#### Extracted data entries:
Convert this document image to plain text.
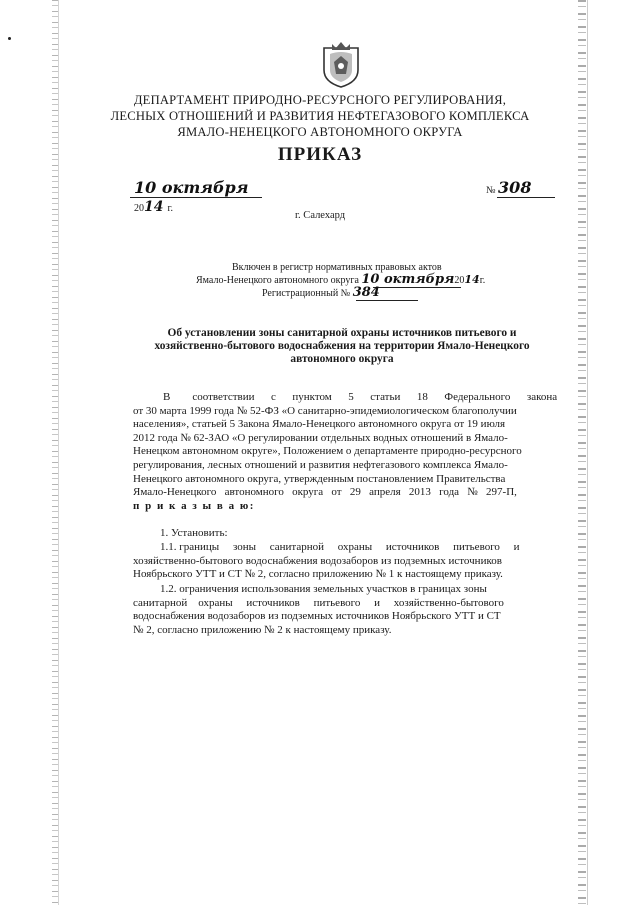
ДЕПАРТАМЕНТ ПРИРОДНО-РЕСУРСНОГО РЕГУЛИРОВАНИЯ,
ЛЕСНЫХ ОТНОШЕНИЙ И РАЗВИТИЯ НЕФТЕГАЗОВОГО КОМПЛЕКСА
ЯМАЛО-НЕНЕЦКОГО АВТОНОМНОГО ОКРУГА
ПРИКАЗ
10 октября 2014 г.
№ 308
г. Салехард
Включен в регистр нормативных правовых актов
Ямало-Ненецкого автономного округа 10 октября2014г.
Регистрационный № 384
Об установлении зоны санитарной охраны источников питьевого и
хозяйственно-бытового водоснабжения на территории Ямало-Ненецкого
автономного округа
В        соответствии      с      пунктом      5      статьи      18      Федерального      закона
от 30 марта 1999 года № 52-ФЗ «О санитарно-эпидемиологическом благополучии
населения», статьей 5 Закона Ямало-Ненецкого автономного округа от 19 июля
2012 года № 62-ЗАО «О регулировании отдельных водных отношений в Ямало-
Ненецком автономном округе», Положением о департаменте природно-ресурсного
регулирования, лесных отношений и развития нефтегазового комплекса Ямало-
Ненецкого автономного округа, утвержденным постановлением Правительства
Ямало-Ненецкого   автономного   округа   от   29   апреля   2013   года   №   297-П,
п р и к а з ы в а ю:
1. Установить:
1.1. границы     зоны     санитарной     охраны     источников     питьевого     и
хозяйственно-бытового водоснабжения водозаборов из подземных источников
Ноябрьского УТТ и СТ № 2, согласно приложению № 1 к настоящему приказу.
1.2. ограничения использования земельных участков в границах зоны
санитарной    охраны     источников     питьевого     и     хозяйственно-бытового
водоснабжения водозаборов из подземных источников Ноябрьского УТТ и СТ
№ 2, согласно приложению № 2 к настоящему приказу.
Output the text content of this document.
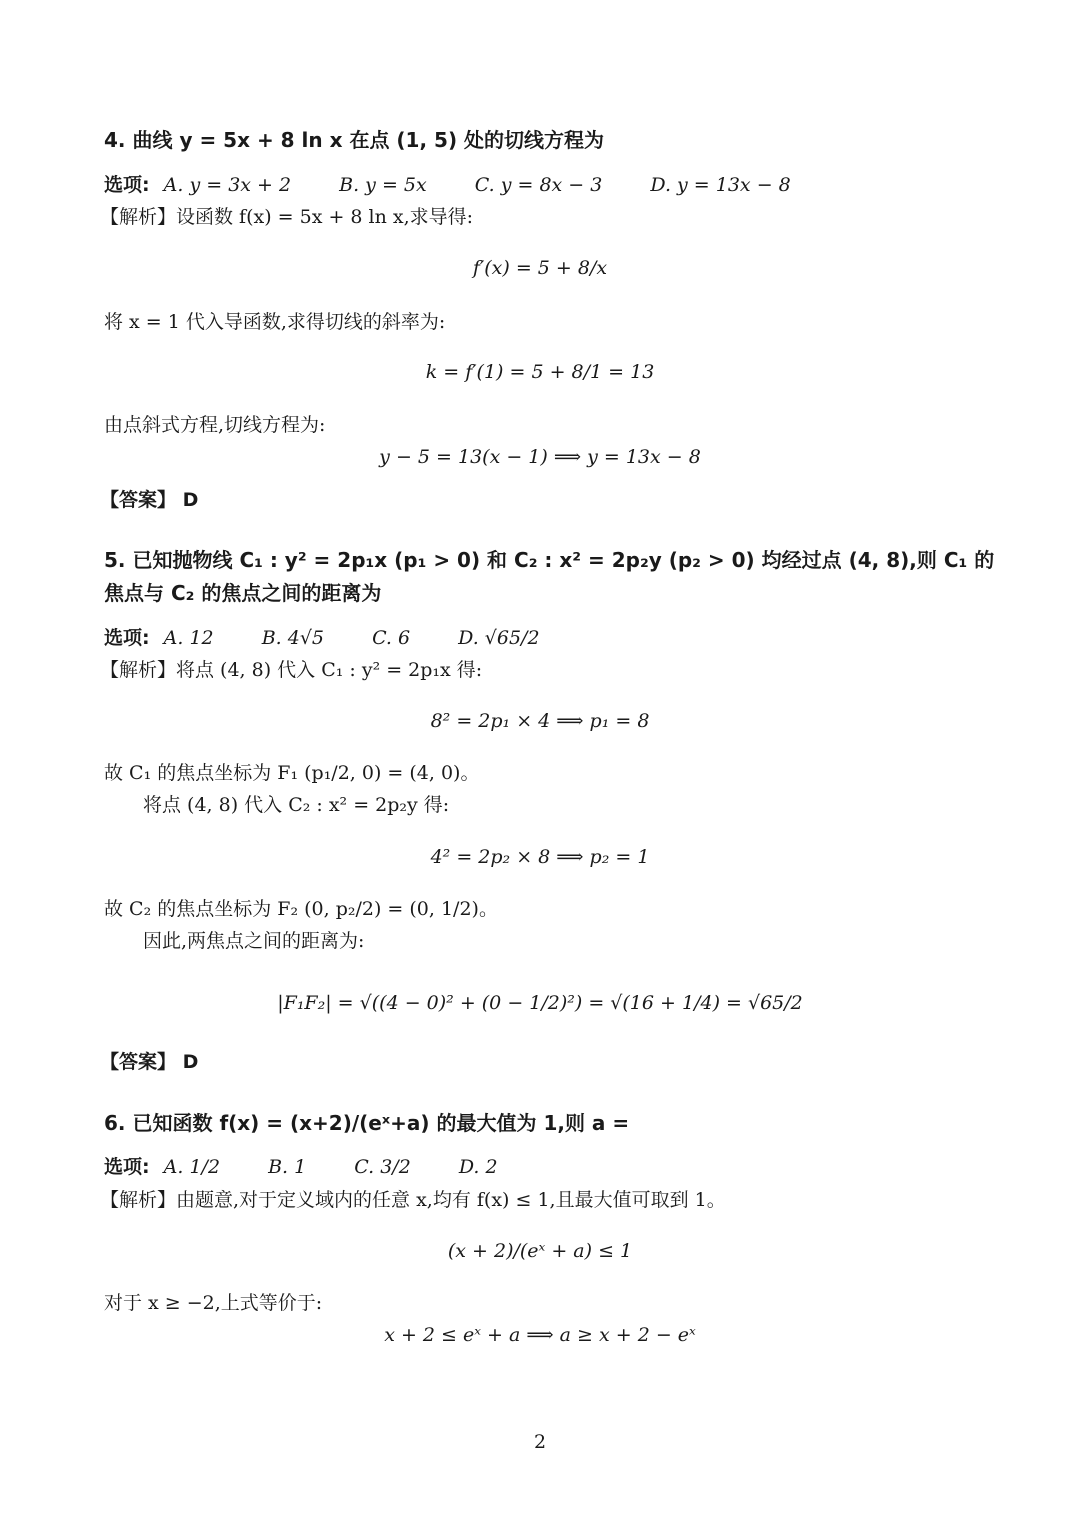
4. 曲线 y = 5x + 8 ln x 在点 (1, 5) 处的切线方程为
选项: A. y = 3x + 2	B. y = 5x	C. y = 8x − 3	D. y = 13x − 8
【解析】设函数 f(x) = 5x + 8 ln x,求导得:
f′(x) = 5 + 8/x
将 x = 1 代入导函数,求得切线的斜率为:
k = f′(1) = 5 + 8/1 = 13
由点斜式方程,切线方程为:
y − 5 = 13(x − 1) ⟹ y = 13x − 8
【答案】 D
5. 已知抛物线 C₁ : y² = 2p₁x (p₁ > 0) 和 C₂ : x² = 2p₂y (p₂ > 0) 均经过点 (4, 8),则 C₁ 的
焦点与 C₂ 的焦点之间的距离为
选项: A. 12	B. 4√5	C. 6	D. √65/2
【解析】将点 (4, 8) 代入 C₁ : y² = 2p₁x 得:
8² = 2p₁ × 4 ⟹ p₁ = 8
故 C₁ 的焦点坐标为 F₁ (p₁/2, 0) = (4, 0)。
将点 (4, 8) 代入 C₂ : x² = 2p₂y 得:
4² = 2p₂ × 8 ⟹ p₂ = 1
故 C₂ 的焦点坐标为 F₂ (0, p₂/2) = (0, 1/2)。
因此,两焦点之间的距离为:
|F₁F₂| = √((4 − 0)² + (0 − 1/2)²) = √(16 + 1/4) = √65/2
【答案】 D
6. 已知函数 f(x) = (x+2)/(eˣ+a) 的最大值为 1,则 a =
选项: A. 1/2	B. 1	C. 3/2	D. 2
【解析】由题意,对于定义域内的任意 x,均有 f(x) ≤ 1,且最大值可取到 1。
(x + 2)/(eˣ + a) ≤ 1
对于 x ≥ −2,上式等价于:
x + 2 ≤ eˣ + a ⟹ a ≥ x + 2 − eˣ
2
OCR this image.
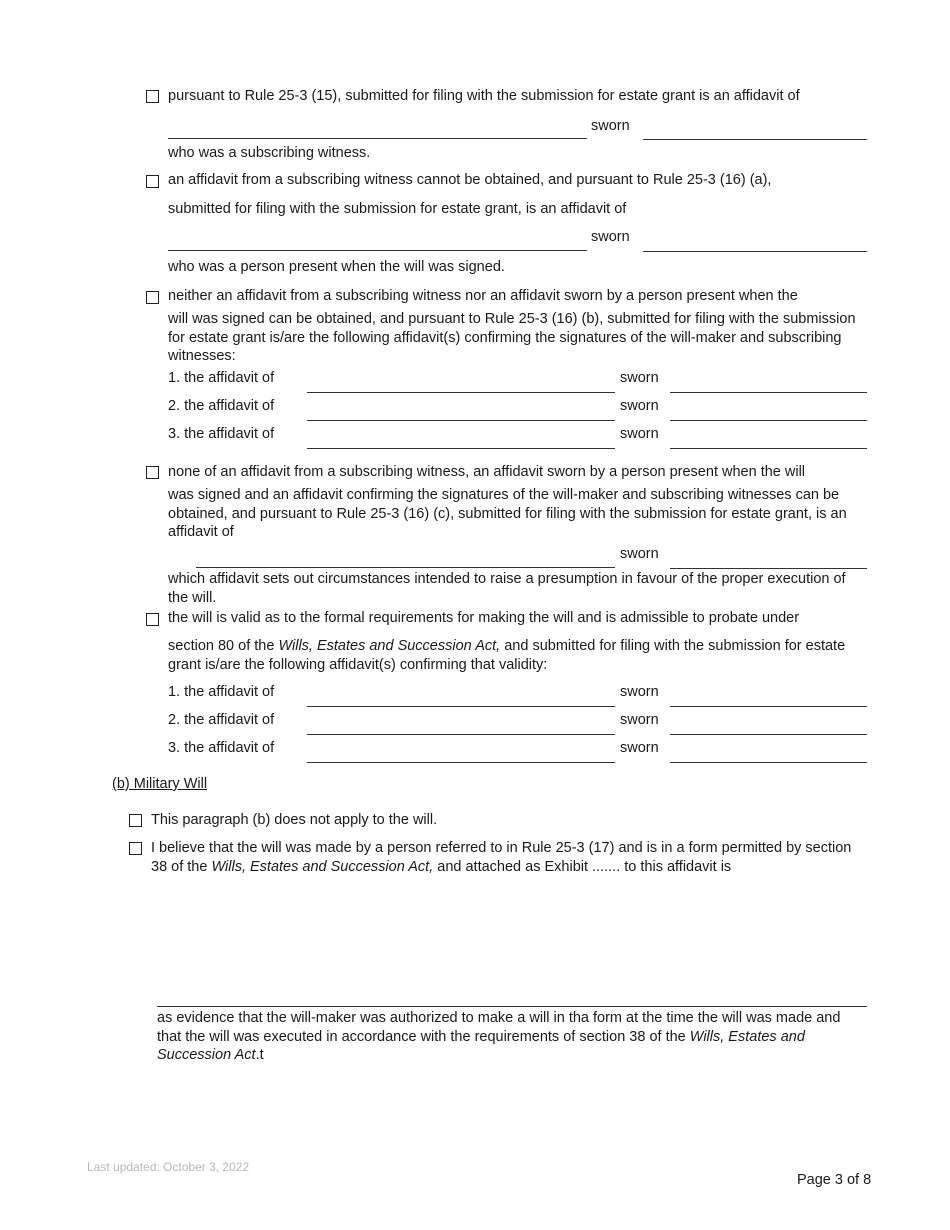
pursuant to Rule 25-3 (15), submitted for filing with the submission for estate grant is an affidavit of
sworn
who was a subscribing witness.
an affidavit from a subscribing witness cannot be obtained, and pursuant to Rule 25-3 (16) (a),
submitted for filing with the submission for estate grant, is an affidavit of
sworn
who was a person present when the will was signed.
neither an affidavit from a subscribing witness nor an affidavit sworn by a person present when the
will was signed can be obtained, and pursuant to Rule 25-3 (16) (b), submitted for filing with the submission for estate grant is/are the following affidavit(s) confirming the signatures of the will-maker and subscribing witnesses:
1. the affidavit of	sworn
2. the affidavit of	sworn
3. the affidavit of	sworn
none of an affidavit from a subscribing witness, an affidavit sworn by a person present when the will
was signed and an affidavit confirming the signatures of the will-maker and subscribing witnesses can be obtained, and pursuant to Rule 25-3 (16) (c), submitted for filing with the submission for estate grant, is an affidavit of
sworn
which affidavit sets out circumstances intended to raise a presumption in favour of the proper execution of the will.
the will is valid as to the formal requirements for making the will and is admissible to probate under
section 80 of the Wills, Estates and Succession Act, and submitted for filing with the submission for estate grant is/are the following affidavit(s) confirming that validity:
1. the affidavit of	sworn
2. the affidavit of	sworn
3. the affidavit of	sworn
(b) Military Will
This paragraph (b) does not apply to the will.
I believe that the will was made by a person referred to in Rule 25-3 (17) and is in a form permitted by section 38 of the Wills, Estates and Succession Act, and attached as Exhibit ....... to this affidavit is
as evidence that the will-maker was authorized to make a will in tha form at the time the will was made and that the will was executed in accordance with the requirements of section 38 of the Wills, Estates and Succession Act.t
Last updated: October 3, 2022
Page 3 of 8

#### Task goal:
Where a line in the entries holds the word "Ноябрьского", copy that line.

#### Result:
Ноябрьского УТТ и СТ № 2, согласно приложению № 1 к настоящему приказу.
водоснабжения водозаборов из подземных источников Ноябрьского УТТ и СТ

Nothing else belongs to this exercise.